The exercise. Give the number of lines in the records below that include "горячего". Reply with that number alone.

Given entries.
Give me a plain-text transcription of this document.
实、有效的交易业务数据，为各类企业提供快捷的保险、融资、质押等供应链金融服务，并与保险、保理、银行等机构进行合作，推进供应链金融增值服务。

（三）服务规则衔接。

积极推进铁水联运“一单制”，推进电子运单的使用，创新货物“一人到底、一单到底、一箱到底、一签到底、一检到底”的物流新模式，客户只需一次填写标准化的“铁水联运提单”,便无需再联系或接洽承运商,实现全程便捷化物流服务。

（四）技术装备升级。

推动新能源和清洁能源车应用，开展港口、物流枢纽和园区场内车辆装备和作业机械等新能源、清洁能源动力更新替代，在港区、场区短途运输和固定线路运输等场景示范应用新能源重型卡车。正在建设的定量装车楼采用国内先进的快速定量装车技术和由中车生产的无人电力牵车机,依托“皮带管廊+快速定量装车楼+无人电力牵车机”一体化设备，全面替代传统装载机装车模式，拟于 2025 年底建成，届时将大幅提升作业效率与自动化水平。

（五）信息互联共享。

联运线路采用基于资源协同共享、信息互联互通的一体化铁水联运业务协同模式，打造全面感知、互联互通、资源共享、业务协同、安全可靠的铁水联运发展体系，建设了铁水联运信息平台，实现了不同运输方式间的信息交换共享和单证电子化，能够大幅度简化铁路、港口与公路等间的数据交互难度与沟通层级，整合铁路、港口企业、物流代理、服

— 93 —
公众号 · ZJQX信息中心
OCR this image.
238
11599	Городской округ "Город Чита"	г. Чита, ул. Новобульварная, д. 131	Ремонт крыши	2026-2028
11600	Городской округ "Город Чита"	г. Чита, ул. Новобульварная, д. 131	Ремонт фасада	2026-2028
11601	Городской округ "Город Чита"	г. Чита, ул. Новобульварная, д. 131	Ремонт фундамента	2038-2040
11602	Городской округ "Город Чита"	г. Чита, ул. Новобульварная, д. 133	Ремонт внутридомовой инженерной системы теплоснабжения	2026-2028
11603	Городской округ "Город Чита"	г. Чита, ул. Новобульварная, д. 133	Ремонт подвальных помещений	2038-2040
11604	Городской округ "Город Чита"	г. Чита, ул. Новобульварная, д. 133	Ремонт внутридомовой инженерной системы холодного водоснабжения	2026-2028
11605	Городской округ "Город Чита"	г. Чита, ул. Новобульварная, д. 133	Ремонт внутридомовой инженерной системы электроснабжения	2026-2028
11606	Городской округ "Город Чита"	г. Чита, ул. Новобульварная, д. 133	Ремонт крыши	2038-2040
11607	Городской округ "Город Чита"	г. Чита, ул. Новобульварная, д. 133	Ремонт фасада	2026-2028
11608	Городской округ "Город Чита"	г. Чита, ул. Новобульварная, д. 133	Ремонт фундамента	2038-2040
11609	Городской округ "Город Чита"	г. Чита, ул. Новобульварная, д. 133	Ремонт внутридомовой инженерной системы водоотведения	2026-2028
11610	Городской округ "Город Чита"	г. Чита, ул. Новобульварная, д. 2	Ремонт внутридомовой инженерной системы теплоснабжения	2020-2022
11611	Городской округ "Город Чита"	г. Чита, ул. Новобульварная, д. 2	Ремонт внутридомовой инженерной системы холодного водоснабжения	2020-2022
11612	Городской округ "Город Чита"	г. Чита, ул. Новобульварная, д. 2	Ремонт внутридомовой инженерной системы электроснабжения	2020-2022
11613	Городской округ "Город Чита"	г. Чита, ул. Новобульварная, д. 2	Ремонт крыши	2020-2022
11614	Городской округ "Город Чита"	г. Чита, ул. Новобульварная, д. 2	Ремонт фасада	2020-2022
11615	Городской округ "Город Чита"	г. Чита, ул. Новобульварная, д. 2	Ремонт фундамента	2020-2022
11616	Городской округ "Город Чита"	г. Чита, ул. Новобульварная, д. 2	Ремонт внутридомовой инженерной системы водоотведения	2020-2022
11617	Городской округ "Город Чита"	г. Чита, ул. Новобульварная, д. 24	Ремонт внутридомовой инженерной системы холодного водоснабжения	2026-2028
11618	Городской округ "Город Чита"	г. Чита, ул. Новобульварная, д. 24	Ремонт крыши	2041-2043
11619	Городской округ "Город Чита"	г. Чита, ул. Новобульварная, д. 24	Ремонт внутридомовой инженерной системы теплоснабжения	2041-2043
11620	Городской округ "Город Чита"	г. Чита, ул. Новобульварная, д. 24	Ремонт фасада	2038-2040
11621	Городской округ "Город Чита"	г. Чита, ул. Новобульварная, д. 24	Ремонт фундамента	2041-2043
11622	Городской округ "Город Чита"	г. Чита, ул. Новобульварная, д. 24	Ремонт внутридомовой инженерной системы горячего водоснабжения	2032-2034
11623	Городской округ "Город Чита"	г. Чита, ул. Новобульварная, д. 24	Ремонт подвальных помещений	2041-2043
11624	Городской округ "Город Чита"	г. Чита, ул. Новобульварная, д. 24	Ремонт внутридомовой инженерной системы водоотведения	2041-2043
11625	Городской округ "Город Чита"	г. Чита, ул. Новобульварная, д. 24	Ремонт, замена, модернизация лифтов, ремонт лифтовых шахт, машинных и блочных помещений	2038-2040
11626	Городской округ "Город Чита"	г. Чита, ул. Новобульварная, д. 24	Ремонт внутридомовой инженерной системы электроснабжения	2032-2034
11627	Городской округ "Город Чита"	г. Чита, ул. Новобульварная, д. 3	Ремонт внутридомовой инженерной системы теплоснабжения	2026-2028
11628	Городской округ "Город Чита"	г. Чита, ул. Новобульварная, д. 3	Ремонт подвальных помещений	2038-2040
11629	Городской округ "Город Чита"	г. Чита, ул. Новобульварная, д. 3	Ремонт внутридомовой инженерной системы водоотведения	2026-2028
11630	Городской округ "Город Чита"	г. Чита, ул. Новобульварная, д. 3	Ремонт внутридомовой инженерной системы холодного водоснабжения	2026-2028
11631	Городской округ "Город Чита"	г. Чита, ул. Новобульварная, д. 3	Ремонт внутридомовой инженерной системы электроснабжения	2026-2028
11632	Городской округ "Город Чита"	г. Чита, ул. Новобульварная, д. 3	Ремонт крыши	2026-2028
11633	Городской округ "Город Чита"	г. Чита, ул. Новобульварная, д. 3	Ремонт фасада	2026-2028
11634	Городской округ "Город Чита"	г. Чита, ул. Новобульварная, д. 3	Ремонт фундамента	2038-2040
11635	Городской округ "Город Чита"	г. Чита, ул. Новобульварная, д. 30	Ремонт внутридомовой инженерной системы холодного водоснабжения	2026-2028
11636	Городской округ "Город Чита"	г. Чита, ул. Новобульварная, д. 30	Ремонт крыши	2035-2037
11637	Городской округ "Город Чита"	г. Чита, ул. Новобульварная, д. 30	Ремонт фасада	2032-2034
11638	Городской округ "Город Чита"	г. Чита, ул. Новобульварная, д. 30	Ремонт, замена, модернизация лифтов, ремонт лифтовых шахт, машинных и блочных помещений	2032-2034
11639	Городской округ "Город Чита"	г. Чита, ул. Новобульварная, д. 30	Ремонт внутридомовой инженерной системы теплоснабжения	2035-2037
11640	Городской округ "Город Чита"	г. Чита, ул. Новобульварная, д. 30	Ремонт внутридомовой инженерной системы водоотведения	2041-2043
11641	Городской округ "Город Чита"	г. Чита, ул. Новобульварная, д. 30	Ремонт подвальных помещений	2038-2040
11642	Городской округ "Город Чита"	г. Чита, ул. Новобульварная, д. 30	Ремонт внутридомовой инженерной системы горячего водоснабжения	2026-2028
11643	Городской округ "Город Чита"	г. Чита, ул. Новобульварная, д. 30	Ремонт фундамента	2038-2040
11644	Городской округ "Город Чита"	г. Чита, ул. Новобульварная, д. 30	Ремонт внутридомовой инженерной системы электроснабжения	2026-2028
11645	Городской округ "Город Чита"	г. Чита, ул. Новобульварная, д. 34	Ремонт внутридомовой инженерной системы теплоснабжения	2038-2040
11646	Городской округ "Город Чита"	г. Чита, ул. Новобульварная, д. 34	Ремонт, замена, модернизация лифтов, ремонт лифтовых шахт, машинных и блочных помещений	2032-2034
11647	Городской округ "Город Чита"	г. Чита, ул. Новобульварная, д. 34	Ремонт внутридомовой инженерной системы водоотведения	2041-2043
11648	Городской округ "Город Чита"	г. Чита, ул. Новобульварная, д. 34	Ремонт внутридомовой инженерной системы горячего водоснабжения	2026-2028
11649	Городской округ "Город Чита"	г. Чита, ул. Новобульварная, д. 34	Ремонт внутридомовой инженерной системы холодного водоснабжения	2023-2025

Full output. 3